Challenge: Write out every single entry exactly.

Recorded information:

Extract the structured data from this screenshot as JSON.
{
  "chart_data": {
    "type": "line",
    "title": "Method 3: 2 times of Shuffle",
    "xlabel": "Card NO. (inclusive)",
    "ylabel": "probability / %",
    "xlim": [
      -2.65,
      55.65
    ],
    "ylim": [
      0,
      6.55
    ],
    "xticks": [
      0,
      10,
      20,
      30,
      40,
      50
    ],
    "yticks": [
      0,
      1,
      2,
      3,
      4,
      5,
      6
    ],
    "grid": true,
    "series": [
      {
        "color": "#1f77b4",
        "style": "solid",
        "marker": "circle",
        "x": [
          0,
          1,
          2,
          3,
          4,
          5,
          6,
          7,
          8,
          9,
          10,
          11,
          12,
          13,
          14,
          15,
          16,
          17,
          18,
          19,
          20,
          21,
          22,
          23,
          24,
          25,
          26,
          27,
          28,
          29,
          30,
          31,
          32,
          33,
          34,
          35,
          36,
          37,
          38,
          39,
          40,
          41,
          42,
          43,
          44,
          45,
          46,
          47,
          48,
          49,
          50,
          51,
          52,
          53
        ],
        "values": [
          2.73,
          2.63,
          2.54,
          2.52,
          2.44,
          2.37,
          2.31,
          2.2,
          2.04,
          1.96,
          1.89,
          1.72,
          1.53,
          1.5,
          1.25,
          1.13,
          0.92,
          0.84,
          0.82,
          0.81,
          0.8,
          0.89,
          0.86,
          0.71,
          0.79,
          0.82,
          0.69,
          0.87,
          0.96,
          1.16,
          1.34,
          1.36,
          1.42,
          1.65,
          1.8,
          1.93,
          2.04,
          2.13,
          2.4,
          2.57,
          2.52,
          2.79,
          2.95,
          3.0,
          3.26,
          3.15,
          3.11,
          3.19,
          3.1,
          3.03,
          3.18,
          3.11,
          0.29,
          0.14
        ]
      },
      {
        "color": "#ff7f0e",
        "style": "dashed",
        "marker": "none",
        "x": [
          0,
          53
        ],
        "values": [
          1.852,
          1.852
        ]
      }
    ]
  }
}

Final result:
Extract the structured data from this screenshot as JSON.
{
  "chart_data": {
    "type": "line",
    "title": "Method 3: 2 times of Shuffle",
    "xlabel": "Card NO. (inclusive)",
    "ylabel": "probability / %",
    "xlim": [
      -2.65,
      55.65
    ],
    "ylim": [
      0,
      6.55
    ],
    "xticks": [
      0,
      10,
      20,
      30,
      40,
      50
    ],
    "yticks": [
      0,
      1,
      2,
      3,
      4,
      5,
      6
    ],
    "grid": true,
    "series": [
      {
        "color": "#1f77b4",
        "style": "solid",
        "marker": "circle",
        "x": [
          0,
          1,
          2,
          3,
          4,
          5,
          6,
          7,
          8,
          9,
          10,
          11,
          12,
          13,
          14,
          15,
          16,
          17,
          18,
          19,
          20,
          21,
          22,
          23,
          24,
          25,
          26,
          27,
          28,
          29,
          30,
          31,
          32,
          33,
          34,
          35,
          36,
          37,
          38,
          39,
          40,
          41,
          42,
          43,
          44,
          45,
          46,
          47,
          48,
          49,
          50,
          51,
          52,
          53
        ],
        "values": [
          2.73,
          2.63,
          2.54,
          2.52,
          2.44,
          2.37,
          2.31,
          2.2,
          2.04,
          1.96,
          1.89,
          1.72,
          1.53,
          1.5,
          1.25,
          1.13,
          0.92,
          0.84,
          0.82,
          0.81,
          0.8,
          0.89,
          0.86,
          0.71,
          0.79,
          0.82,
          0.69,
          0.87,
          0.96,
          1.16,
          1.34,
          1.36,
          1.42,
          1.65,
          1.8,
          1.93,
          2.04,
          2.13,
          2.4,
          2.57,
          2.52,
          2.79,
          2.95,
          3.0,
          3.26,
          3.15,
          3.11,
          3.19,
          3.1,
          3.03,
          3.18,
          3.11,
          0.29,
          0.14
        ]
      },
      {
        "color": "#ff7f0e",
        "style": "dashed",
        "marker": "none",
        "x": [
          0,
          53
        ],
        "values": [
          1.852,
          1.852
        ]
      }
    ]
  }
}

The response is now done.